── Listed records ──
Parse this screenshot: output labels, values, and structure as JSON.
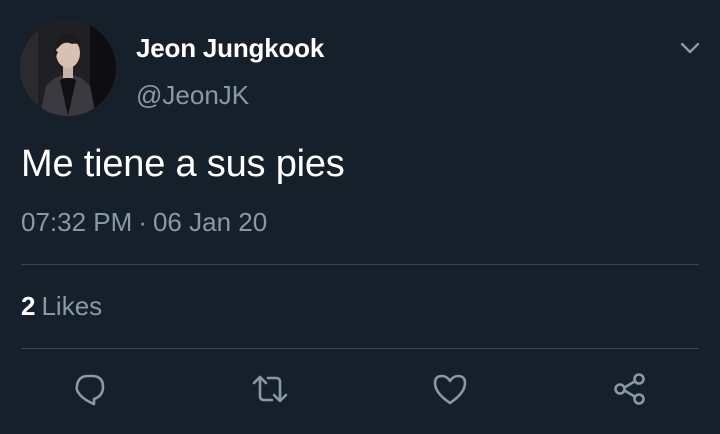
{
  "tweet": {
    "display_name": "Jeon Jungkook",
    "handle": "@JeonJK",
    "text": "Me tiene a sus pies",
    "time": "07:32 PM",
    "separator": "·",
    "date": "06 Jan 20",
    "likes_count": "2",
    "likes_label": "Likes"
  },
  "icons": {
    "caret": "chevron-down-icon",
    "reply": "reply-icon",
    "retweet": "retweet-icon",
    "like": "heart-icon",
    "share": "share-icon"
  },
  "colors": {
    "background": "#16202b",
    "primary_text": "#ffffff",
    "secondary_text": "#8899a6",
    "divider": "#38444d"
  }
}
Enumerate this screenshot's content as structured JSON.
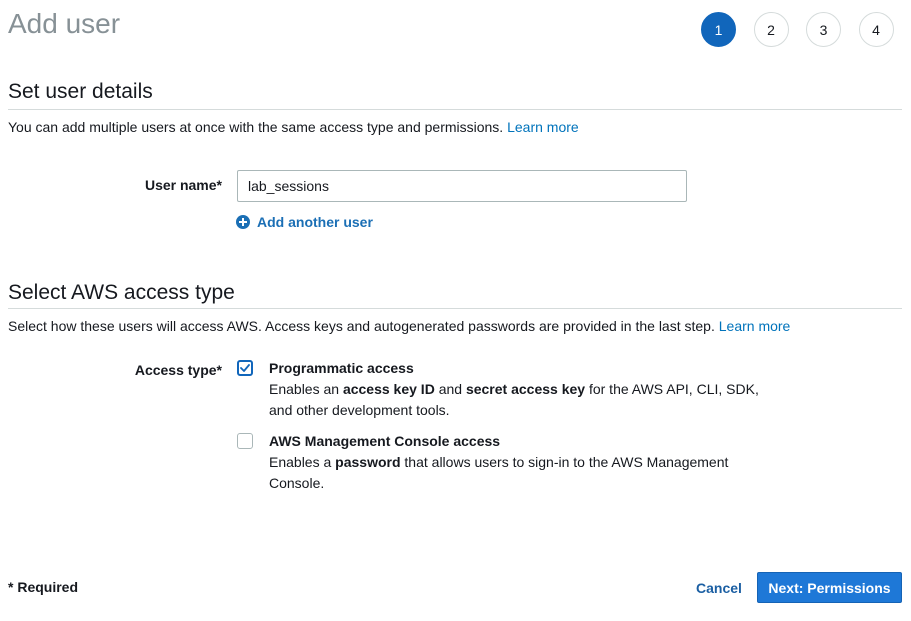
{
  "header": {
    "title": "Add user",
    "steps": [
      {
        "label": "1",
        "active": true
      },
      {
        "label": "2",
        "active": false
      },
      {
        "label": "3",
        "active": false
      },
      {
        "label": "4",
        "active": false
      }
    ]
  },
  "user_details": {
    "heading": "Set user details",
    "description": "You can add multiple users at once with the same access type and permissions.",
    "learn_more": "Learn more",
    "user_name_label": "User name*",
    "user_name_value": "lab_sessions",
    "add_another_user": "Add another user"
  },
  "access_type": {
    "heading": "Select AWS access type",
    "description": "Select how these users will access AWS. Access keys and autogenerated passwords are provided in the last step.",
    "learn_more": "Learn more",
    "label": "Access type*",
    "options": [
      {
        "title": "Programmatic access",
        "checked": true,
        "desc_parts": [
          "Enables an ",
          "access key ID",
          " and ",
          "secret access key",
          " for the AWS API, CLI, SDK, and other development tools."
        ]
      },
      {
        "title": "AWS Management Console access",
        "checked": false,
        "desc_parts": [
          "Enables a ",
          "password",
          " that allows users to sign-in to the AWS Management Console."
        ]
      }
    ]
  },
  "footer": {
    "required_note": "* Required",
    "cancel_label": "Cancel",
    "next_label": "Next: Permissions"
  },
  "colors": {
    "accent": "#1166bb",
    "link": "#0073bb",
    "primary_button": "#1e78d7"
  }
}
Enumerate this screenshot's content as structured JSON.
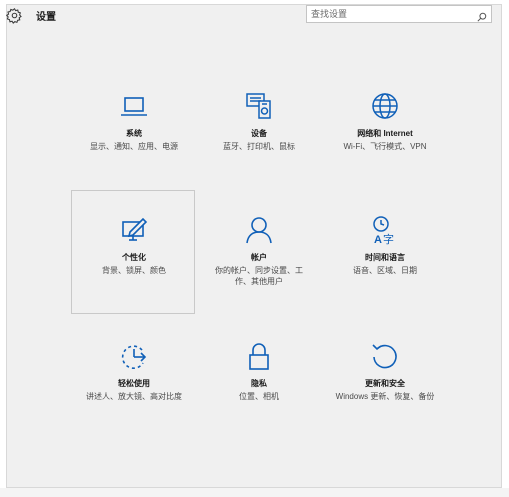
{
  "header": {
    "title": "设置",
    "icon": "gear-icon"
  },
  "search": {
    "placeholder": "查找设置",
    "value": "",
    "icon": "search-icon"
  },
  "accent_color": "#1060b8",
  "tiles": [
    {
      "id": "system",
      "name": "系统",
      "desc": "显示、通知、应用、电源",
      "icon": "laptop-icon"
    },
    {
      "id": "devices",
      "name": "设备",
      "desc": "蓝牙、打印机、鼠标",
      "icon": "devices-icon"
    },
    {
      "id": "network",
      "name": "网络和 Internet",
      "desc": "Wi-Fi、飞行模式、VPN",
      "icon": "globe-icon"
    },
    {
      "id": "personalization",
      "name": "个性化",
      "desc": "背景、锁屏、颜色",
      "icon": "personalization-icon"
    },
    {
      "id": "accounts",
      "name": "帐户",
      "desc": "你的帐户、同步设置、工作、其他用户",
      "icon": "person-icon"
    },
    {
      "id": "time-language",
      "name": "时间和语言",
      "desc": "语音、区域、日期",
      "icon": "time-language-icon"
    },
    {
      "id": "ease-of-access",
      "name": "轻松使用",
      "desc": "讲述人、放大镜、高对比度",
      "icon": "ease-of-access-icon"
    },
    {
      "id": "privacy",
      "name": "隐私",
      "desc": "位置、相机",
      "icon": "lock-icon"
    },
    {
      "id": "update-security",
      "name": "更新和安全",
      "desc": "Windows 更新、恢复、备份",
      "icon": "update-icon"
    }
  ]
}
───
Reproduce the entries above word for word. Pictures stay out.

» **In response**
Parse this screenshot: output labels, values, and structure as JSON.
{
  "tweet": {
    "display_name": "Jeon Jungkook",
    "handle": "@JeonJK",
    "text": "Me tiene a sus pies",
    "time": "07:32 PM",
    "separator": "·",
    "date": "06 Jan 20",
    "likes_count": "2",
    "likes_label": "Likes"
  },
  "icons": {
    "caret": "chevron-down-icon",
    "reply": "reply-icon",
    "retweet": "retweet-icon",
    "like": "heart-icon",
    "share": "share-icon"
  },
  "colors": {
    "background": "#16202b",
    "primary_text": "#ffffff",
    "secondary_text": "#8899a6",
    "divider": "#38444d"
  }
}
Enumerate this screenshot's content as structured JSON.
{
  "header": {
    "title": "Add user",
    "steps": [
      {
        "label": "1",
        "active": true
      },
      {
        "label": "2",
        "active": false
      },
      {
        "label": "3",
        "active": false
      },
      {
        "label": "4",
        "active": false
      }
    ]
  },
  "user_details": {
    "heading": "Set user details",
    "description": "You can add multiple users at once with the same access type and permissions.",
    "learn_more": "Learn more",
    "user_name_label": "User name*",
    "user_name_value": "lab_sessions",
    "add_another_user": "Add another user"
  },
  "access_type": {
    "heading": "Select AWS access type",
    "description": "Select how these users will access AWS. Access keys and autogenerated passwords are provided in the last step.",
    "learn_more": "Learn more",
    "label": "Access type*",
    "options": [
      {
        "title": "Programmatic access",
        "checked": true,
        "desc_parts": [
          "Enables an ",
          "access key ID",
          " and ",
          "secret access key",
          " for the AWS API, CLI, SDK, and other development tools."
        ]
      },
      {
        "title": "AWS Management Console access",
        "checked": false,
        "desc_parts": [
          "Enables a ",
          "password",
          " that allows users to sign-in to the AWS Management Console."
        ]
      }
    ]
  },
  "footer": {
    "required_note": "* Required",
    "cancel_label": "Cancel",
    "next_label": "Next: Permissions"
  },
  "colors": {
    "accent": "#1166bb",
    "link": "#0073bb",
    "primary_button": "#1e78d7"
  }
}
Enumerate this screenshot's content as structured JSON.
{
  "header": {
    "title": "设置",
    "icon": "gear-icon"
  },
  "search": {
    "placeholder": "查找设置",
    "value": "",
    "icon": "search-icon"
  },
  "accent_color": "#1060b8",
  "tiles": [
    {
      "id": "system",
      "name": "系统",
      "desc": "显示、通知、应用、电源",
      "icon": "laptop-icon"
    },
    {
      "id": "devices",
      "name": "设备",
      "desc": "蓝牙、打印机、鼠标",
      "icon": "devices-icon"
    },
    {
      "id": "network",
      "name": "网络和 Internet",
      "desc": "Wi-Fi、飞行模式、VPN",
      "icon": "globe-icon"
    },
    {
      "id": "personalization",
      "name": "个性化",
      "desc": "背景、锁屏、颜色",
      "icon": "personalization-icon"
    },
    {
      "id": "accounts",
      "name": "帐户",
      "desc": "你的帐户、同步设置、工作、其他用户",
      "icon": "person-icon"
    },
    {
      "id": "time-language",
      "name": "时间和语言",
      "desc": "语音、区域、日期",
      "icon": "time-language-icon"
    },
    {
      "id": "ease-of-access",
      "name": "轻松使用",
      "desc": "讲述人、放大镜、高对比度",
      "icon": "ease-of-access-icon"
    },
    {
      "id": "privacy",
      "name": "隐私",
      "desc": "位置、相机",
      "icon": "lock-icon"
    },
    {
      "id": "update-security",
      "name": "更新和安全",
      "desc": "Windows 更新、恢复、备份",
      "icon": "update-icon"
    }
  ]
}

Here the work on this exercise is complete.